* [Do this]: For the records below, give the count of lines holding the word "qadimgi" and nothing more.

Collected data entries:
--- BEGIN ---

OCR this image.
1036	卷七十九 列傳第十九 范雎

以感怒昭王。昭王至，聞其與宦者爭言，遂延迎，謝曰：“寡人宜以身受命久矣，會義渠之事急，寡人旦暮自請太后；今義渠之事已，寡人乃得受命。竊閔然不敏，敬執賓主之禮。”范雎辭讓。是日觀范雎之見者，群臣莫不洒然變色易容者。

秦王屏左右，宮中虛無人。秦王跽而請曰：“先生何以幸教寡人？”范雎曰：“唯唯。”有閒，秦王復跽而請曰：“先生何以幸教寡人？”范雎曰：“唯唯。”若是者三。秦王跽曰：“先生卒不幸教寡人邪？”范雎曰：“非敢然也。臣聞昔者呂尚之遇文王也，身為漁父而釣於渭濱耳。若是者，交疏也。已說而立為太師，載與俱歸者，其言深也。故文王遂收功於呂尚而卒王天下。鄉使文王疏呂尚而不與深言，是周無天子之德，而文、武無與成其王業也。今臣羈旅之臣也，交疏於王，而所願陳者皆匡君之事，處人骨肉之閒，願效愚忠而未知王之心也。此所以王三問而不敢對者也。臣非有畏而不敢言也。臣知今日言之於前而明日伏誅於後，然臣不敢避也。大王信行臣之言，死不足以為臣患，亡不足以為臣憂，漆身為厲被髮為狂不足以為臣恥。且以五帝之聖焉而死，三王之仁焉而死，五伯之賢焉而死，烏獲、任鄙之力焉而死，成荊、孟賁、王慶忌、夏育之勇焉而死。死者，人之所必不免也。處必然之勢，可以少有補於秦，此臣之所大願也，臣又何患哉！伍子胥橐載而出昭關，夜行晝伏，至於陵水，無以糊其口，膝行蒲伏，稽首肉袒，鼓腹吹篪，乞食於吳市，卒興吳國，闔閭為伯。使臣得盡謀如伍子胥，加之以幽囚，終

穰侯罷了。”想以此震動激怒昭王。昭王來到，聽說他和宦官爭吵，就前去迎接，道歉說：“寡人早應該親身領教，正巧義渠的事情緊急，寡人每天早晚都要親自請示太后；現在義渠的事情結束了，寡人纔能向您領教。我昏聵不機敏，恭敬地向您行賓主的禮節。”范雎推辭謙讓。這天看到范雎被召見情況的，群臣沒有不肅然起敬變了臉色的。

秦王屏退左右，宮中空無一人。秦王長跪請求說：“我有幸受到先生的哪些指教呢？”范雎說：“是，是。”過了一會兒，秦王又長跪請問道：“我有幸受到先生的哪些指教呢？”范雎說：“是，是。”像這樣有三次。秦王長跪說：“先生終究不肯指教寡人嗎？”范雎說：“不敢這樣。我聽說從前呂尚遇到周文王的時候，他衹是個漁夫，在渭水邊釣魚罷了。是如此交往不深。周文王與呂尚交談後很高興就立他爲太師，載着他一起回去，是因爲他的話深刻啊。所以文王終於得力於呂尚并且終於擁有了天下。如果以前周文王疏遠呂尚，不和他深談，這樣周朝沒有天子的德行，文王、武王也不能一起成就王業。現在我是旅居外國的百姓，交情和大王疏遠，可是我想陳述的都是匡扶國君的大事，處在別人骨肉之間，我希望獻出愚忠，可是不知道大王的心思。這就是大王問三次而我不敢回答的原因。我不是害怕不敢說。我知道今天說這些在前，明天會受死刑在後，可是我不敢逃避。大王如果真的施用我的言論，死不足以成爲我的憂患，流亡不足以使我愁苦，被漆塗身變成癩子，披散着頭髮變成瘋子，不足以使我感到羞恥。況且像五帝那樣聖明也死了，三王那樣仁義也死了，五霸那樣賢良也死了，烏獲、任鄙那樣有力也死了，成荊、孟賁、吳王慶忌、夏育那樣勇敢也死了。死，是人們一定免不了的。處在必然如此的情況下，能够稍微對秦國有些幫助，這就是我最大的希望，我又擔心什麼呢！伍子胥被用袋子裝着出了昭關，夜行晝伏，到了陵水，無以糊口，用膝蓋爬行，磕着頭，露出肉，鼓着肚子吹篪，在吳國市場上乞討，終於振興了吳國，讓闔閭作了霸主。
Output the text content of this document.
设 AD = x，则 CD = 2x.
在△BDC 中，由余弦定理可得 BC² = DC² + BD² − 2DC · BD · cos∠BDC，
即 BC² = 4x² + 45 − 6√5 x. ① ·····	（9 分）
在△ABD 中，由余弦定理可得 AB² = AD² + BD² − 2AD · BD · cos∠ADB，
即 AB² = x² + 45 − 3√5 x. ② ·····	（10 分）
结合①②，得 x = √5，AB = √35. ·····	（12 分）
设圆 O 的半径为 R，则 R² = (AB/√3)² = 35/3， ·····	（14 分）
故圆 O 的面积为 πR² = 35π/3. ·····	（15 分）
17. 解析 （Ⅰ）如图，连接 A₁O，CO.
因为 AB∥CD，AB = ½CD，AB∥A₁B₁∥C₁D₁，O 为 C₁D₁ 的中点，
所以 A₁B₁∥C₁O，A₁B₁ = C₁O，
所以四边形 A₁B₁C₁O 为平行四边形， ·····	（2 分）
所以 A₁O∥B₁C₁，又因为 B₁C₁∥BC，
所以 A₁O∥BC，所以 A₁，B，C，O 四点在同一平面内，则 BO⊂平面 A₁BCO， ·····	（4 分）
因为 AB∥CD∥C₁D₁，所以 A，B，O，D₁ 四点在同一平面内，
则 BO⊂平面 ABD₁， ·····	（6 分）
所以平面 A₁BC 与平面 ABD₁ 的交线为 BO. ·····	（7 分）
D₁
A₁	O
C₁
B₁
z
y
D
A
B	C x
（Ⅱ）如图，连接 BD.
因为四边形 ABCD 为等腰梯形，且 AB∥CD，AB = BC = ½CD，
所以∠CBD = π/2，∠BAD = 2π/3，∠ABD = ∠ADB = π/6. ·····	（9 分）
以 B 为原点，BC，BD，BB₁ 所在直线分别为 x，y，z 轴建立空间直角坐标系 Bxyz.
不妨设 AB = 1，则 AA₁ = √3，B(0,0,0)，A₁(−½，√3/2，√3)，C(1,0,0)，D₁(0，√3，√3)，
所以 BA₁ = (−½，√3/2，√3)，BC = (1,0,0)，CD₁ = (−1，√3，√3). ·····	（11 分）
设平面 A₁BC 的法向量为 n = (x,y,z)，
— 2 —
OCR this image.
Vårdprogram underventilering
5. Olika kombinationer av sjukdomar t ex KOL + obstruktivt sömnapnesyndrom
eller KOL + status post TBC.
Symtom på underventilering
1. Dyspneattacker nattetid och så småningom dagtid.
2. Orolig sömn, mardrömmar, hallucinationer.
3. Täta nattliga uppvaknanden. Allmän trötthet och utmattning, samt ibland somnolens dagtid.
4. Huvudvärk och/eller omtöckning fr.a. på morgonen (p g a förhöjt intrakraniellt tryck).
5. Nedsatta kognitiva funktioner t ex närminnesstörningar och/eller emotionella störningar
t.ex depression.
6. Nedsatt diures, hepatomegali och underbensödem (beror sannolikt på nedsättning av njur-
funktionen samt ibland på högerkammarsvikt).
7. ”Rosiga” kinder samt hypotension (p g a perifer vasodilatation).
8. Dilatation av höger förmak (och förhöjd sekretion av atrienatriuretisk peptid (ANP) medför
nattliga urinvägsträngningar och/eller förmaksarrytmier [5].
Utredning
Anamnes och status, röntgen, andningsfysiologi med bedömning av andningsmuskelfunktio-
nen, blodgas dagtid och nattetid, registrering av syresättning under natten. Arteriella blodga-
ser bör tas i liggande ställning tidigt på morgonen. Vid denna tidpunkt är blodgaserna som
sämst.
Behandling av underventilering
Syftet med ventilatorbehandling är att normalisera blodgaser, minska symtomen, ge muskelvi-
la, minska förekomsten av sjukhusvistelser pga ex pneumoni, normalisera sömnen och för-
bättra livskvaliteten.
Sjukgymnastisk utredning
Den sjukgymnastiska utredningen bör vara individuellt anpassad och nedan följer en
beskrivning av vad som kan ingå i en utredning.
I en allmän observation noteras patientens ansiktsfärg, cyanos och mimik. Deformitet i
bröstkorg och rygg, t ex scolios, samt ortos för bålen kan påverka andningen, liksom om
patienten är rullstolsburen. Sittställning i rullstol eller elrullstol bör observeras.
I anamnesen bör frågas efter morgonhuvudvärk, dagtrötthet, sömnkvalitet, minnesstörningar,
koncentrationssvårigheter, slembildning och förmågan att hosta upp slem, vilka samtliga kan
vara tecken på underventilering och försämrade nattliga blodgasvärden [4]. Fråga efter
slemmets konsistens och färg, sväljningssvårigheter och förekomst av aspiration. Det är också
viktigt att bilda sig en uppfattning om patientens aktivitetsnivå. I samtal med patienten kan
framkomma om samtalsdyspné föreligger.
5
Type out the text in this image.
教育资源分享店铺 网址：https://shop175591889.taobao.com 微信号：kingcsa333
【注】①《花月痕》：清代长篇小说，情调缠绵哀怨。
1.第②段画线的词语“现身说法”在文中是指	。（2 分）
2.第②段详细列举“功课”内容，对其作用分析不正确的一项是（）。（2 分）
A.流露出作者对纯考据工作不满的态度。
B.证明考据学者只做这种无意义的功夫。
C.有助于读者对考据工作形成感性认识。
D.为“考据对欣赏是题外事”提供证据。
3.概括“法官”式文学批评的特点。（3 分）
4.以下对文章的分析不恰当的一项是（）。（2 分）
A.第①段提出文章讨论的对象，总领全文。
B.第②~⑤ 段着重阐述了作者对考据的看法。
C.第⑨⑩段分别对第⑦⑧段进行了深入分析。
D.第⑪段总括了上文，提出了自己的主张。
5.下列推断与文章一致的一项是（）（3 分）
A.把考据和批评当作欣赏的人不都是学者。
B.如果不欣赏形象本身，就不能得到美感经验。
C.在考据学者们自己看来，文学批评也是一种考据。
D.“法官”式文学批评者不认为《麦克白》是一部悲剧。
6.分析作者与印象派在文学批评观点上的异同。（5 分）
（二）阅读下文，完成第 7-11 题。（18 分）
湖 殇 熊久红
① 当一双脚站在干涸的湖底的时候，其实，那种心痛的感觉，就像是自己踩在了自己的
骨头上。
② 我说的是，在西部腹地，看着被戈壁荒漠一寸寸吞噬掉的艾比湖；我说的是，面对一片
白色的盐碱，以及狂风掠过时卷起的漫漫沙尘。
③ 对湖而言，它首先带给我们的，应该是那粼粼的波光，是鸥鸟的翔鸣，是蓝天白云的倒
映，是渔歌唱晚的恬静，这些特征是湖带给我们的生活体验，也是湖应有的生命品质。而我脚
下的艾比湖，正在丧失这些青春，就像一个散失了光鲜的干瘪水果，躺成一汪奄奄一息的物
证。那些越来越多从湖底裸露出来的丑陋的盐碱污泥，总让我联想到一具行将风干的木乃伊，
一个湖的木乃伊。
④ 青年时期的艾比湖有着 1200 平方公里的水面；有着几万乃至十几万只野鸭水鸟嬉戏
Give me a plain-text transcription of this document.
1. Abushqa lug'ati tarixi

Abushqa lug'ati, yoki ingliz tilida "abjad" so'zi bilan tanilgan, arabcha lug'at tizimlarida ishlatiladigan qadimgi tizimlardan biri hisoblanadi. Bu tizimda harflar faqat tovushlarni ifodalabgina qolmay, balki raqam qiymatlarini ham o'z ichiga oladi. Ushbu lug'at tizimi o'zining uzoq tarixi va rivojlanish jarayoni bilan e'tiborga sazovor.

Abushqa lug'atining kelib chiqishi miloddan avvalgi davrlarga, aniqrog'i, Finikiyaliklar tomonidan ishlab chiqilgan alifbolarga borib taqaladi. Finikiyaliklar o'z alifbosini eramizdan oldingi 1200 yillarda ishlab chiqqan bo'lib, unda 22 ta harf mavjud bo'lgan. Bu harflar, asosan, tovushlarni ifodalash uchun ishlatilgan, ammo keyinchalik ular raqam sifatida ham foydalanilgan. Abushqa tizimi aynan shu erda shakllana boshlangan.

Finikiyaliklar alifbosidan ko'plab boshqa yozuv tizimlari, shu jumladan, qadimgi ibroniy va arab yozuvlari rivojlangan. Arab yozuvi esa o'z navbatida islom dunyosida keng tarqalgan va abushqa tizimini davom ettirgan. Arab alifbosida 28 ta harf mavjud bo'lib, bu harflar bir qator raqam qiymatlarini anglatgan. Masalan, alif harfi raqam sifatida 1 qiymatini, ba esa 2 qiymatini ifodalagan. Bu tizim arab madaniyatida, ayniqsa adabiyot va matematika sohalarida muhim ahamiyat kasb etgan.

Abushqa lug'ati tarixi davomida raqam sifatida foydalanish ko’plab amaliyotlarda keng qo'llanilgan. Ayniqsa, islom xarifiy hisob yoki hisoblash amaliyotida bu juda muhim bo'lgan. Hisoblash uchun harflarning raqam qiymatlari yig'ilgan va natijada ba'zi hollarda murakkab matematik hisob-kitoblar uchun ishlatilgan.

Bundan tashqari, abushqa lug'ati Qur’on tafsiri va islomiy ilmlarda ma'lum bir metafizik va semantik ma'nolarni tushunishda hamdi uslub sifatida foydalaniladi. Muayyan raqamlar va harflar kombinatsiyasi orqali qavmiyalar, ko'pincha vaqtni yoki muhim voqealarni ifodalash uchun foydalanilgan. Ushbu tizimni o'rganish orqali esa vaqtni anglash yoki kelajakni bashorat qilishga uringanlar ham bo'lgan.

--- END ---

* [Task result]: 2